__STATED GOAL 1__: Reproduce the part of the text about the Spanbroekmolen crater from "Anglosaxon literature will" to "a clockwise manner.", word for word.

## begin EXTRACT

This is what the crater, locally known as the Spanbroekmolenkrater, looks like today:





Anglosaxon literature will more often refer to it as the Pool of Peace, because in the century since it has been filling with water, creating a pool 12m deep and 76m across. It is a War Memorial, still the property of Talbot House (Toc H) in Poperinge, for which the site was purchased in the 1920s by Lord Wakefield.

While I knew about the crater, I knew not of Lone Tree Cemetery.

I noticed a sign pointing to it when we had walked around the 'Pool of Peace' in a clockwise manner.

It is easy to miss, since it is so small and behind a farm, the buildings of which obscure it partly. This is Lone Tree Cemetery:





It appeared that the dead buried here were mostly from the Royal Irish Rifles 36th Ulster Division.


I noticed this grave in particular, because there was a tag attached to it:





The final resting place, "In Flanders' Fields", of Cpl. Hugh Spence, 12th Battalion Royal Irish Rifles.

He fell on June 7, 1917...





... the very day that the mine buried a mere 50 meters away exploded.

Now, it is known that the mine did not explode on the scheduled time. It seems there was a lapse of 15 seconds. It also seems that the British soldiers, anticipating the explosions as they were also the starting shot for an offensive meant to capture Messines Ridge, leapt to their feet, thinking the mine had been a dud. It is said that some even advanced.

And then the mine blew up anyway.

## end EXTRACT
## begin INFORMATION SUPPLIED

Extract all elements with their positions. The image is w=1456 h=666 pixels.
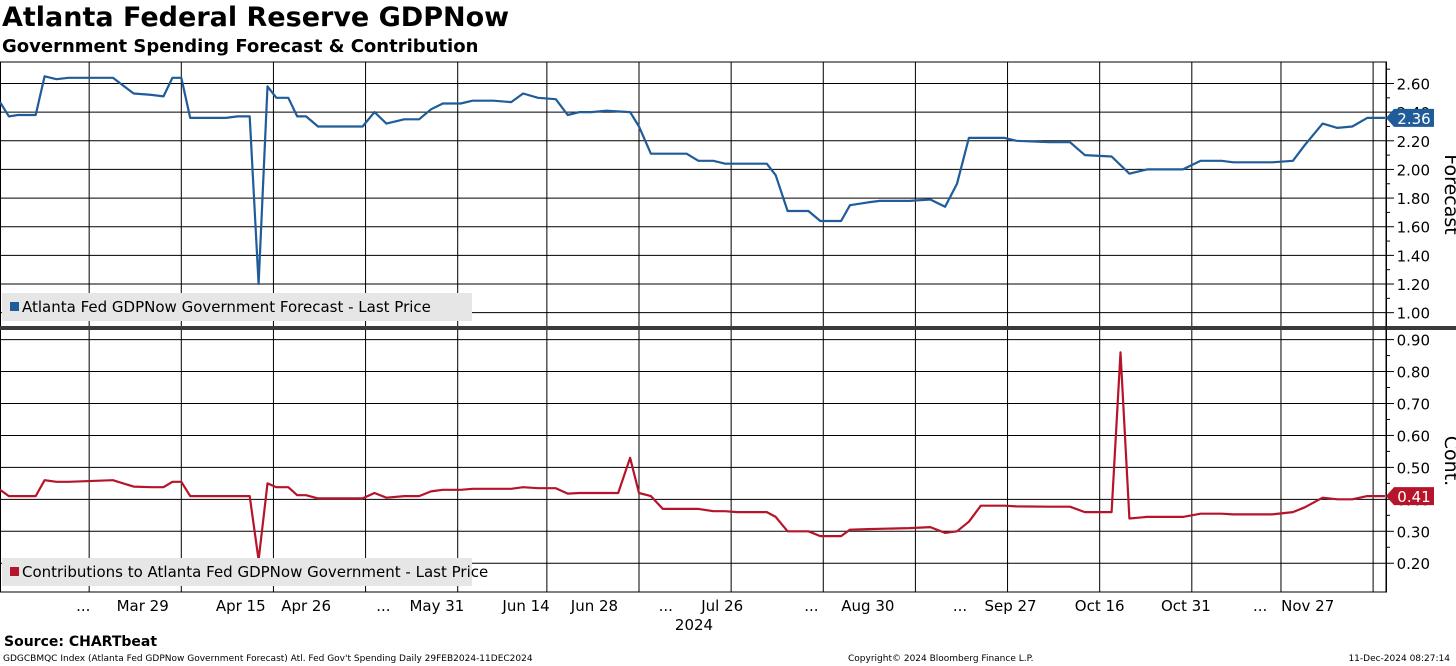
y-tick-label: 0.90 [1397,332,1430,350]
x-tick-label: Oct 31 [1161,597,1211,615]
y-tick-label: 2.20 [1397,133,1430,151]
x-tick-label: Jul 26 [700,597,743,615]
y-tick-label: 0.20 [1397,555,1430,573]
x-tick-label: ... [804,597,818,615]
y-tick-label: 2.60 [1397,75,1430,93]
legend-swatch [10,302,19,311]
x-tick-label: Jun 14 [501,597,549,615]
legend-swatch [10,567,19,576]
x-tick-label: ... [953,597,967,615]
x-axis: ... Mar 29 Apr 15 Apr 26... May 31 Jun 14 Jun … [76,597,1334,634]
y-tick-label: 1.40 [1397,247,1430,265]
last-value-label: 2.36 [1397,110,1430,128]
x-tick-label: ... [659,597,673,615]
footer-description: GDGCBMQC Index (Atlanta Fed GDPNow Gover… [3,654,533,664]
chart-subtitle: Government Spending Forecast & Contribut… [2,36,479,57]
last-value-badge [1386,487,1434,506]
forecast-panel: 1.001.201.401.601.802.002.202.402.602.36… [0,68,1456,323]
y-tick-label: 2.00 [1397,161,1430,179]
y-tick-label: 0.60 [1397,427,1430,445]
x-tick-label: ... [1253,597,1267,615]
y-axis-label: Cont. [1440,436,1456,486]
y-tick-label: 0.30 [1397,523,1430,541]
y-tick-label: 1.20 [1397,276,1430,294]
legend-box [2,558,472,586]
y-tick-label: 0.50 [1397,459,1430,477]
chart-title: Atlanta Federal Reserve GDPNow [2,2,510,33]
x-tick-label: ... [376,597,390,615]
x-tick-label: Sep 27 [984,597,1036,615]
y-tick-label: 1.00 [1397,305,1430,323]
y-axis-label: Forecast [1440,154,1456,234]
x-tick-label: Apr 15 [216,597,266,615]
legend-label: Contributions to Atlanta Fed GDPNow Gove… [22,563,488,581]
contribution-panel: 0.200.300.400.500.600.700.800.900.41Cont… [0,332,1456,586]
y-tick-label: 1.80 [1397,190,1430,208]
x-year-label: 2024 [675,616,713,634]
footer-copyright: Copyright© 2024 Bloomberg Finance L.P. [848,654,1034,664]
forecast-panel-line [0,75,1385,286]
grid-layer [0,61,1456,593]
x-tick-label: Oct 16 [1075,597,1125,615]
x-tick-label: Jun 28 [570,597,618,615]
source-label: Source: CHARTbeat [4,634,158,650]
last-value-badge [1386,108,1434,127]
last-value-label: 0.41 [1397,488,1430,506]
contribution-panel-line [0,351,1385,562]
x-tick-label: Apr 26 [281,597,331,615]
panel-separator [0,326,1456,330]
x-tick-label: ... [76,597,90,615]
x-tick-label: Mar 29 [117,597,169,615]
x-tick-label: May 31 [409,597,464,615]
legend-box [2,293,472,321]
legend-label: Atlanta Fed GDPNow Government Forecast -… [22,298,431,316]
footer-timestamp: 11-Dec-2024 08:27:14 [1348,654,1450,664]
y-tick-label: 1.60 [1397,219,1430,237]
x-tick-label: Nov 27 [1281,597,1334,615]
y-tick-label: 0.80 [1397,364,1430,382]
x-tick-label: Aug 30 [841,597,894,615]
y-tick-label: 0.70 [1397,395,1430,413]
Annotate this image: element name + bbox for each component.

## end INFORMATION SUPPLIED

__STATED GOAL 2__: Duplicate the rows above, from the line with "y-tick-label: 0.90 [1397,332,1430,350]" to the line with "x-tick-label: Oct 16 [1075,597,1125,615]", including both lines, with every character kept the same.

__RIGHT ANSWER 1__:
Anglosaxon literature will more often refer to it as the Pool of Peace, because in the century since it has been filling with water, creating a pool 12m deep and 76m across. It is a War Memorial, still the property of Talbot House (Toc H) in Poperinge, for which the site was purchased in the 1920s by Lord Wakefield.

While I knew about the crater, I knew not of Lone Tree Cemetery.

I noticed a sign pointing to it when we had walked around the 'Pool of Peace' in a clockwise manner.

__RIGHT ANSWER 2__:
y-tick-label: 0.90 [1397,332,1430,350]
x-tick-label: Oct 31 [1161,597,1211,615]
y-tick-label: 2.20 [1397,133,1430,151]
x-tick-label: Jul 26 [700,597,743,615]
y-tick-label: 0.20 [1397,555,1430,573]
x-tick-label: ... [804,597,818,615]
y-tick-label: 2.60 [1397,75,1430,93]
legend-swatch [10,302,19,311]
x-tick-label: Jun 14 [501,597,549,615]
legend-swatch [10,567,19,576]
x-tick-label: ... [953,597,967,615]
x-axis: ... Mar 29 Apr 15 Apr 26... May 31 Jun 14 Jun … [76,597,1334,634]
y-tick-label: 1.40 [1397,247,1430,265]
last-value-label: 2.36 [1397,110,1430,128]
x-tick-label: ... [659,597,673,615]
footer-description: GDGCBMQC Index (Atlanta Fed GDPNow Gover… [3,654,533,664]
chart-subtitle: Government Spending Forecast & Contribut… [2,36,479,57]
last-value-badge [1386,487,1434,506]
forecast-panel: 1.001.201.401.601.802.002.202.402.602.36… [0,68,1456,323]
y-tick-label: 2.00 [1397,161,1430,179]
y-tick-label: 0.60 [1397,427,1430,445]
x-tick-label: ... [1253,597,1267,615]
y-axis-label: Cont. [1440,436,1456,486]
y-tick-label: 0.30 [1397,523,1430,541]
y-tick-label: 1.20 [1397,276,1430,294]
legend-box [2,558,472,586]
y-tick-label: 0.50 [1397,459,1430,477]
chart-title: Atlanta Federal Reserve GDPNow [2,2,510,33]
x-tick-label: ... [376,597,390,615]
x-tick-label: Sep 27 [984,597,1036,615]
y-tick-label: 1.00 [1397,305,1430,323]
y-axis-label: Forecast [1440,154,1456,234]
x-tick-label: Apr 15 [216,597,266,615]
legend-label: Contributions to Atlanta Fed GDPNow Gove… [22,563,488,581]
contribution-panel: 0.200.300.400.500.600.700.800.900.41Cont… [0,332,1456,586]
y-tick-label: 1.80 [1397,190,1430,208]
x-year-label: 2024 [675,616,713,634]
footer-copyright: Copyright© 2024 Bloomberg Finance L.P. [848,654,1034,664]
forecast-panel-line [0,75,1385,286]
grid-layer [0,61,1456,593]
x-tick-label: Oct 16 [1075,597,1125,615]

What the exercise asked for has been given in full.